_Problem_.
In the listing below, how many lines contain the word "letter"? Please respond with the number only.

[Stored records]
◆ ◆ ◆ ◆ ◆ ◆ ◆
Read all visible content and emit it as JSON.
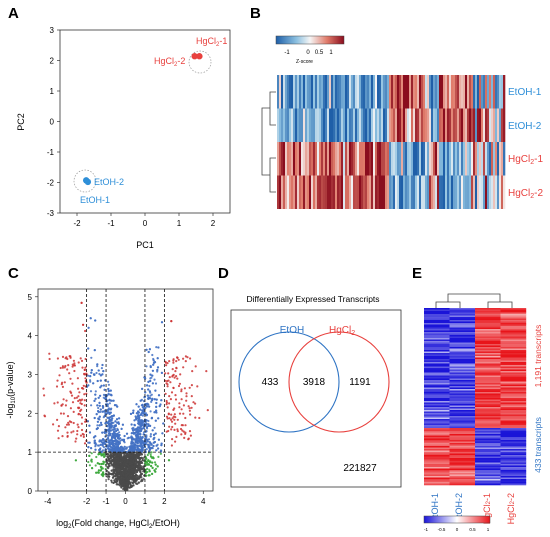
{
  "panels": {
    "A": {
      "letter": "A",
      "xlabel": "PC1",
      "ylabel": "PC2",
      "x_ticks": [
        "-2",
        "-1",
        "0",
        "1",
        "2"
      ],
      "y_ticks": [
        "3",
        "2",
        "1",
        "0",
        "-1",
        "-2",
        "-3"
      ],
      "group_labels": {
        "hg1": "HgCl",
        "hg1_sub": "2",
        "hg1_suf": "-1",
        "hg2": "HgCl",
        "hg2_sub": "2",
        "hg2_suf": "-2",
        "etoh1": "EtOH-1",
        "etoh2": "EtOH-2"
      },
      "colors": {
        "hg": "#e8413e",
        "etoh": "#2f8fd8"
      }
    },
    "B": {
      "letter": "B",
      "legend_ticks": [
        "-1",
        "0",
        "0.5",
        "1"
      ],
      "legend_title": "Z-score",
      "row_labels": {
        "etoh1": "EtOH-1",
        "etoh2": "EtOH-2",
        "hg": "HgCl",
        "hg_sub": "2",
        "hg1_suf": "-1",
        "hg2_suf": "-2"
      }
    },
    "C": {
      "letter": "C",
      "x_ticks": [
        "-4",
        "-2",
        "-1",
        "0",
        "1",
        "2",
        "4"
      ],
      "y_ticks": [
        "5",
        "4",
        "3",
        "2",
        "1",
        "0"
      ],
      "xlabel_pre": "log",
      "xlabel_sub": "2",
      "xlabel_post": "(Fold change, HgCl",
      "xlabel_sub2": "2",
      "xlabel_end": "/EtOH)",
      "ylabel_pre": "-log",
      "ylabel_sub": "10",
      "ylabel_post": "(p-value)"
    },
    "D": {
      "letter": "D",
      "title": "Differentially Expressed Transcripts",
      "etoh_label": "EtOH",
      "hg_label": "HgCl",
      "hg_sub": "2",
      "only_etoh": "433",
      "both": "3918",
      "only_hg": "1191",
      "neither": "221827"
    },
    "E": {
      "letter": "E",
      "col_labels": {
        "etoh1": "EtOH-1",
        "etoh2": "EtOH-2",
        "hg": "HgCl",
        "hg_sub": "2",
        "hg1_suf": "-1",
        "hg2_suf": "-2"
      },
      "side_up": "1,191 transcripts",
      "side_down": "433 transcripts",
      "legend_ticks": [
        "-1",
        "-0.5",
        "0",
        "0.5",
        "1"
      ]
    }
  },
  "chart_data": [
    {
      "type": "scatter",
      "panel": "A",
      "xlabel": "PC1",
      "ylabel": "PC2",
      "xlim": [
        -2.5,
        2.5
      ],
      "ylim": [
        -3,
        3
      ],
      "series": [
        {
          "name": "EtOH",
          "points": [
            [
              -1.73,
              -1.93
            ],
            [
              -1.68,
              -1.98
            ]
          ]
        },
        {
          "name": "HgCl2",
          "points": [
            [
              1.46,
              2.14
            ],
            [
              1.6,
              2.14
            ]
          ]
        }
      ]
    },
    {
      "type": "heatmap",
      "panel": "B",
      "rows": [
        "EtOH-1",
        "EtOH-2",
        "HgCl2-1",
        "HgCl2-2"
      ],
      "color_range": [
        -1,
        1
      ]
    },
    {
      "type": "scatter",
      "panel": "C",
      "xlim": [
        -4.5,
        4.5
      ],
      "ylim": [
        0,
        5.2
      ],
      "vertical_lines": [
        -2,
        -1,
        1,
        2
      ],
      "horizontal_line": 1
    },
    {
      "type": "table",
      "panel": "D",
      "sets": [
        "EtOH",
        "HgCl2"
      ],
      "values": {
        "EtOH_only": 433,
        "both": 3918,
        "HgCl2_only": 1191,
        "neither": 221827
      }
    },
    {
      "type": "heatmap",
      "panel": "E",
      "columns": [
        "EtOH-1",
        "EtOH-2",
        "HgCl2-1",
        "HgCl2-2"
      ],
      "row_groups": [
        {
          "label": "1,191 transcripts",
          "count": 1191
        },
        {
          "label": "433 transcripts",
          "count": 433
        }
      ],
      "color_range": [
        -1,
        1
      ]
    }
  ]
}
◆ ◆ ◆ ◆ ◆ ◆ ◆
_Response_.
5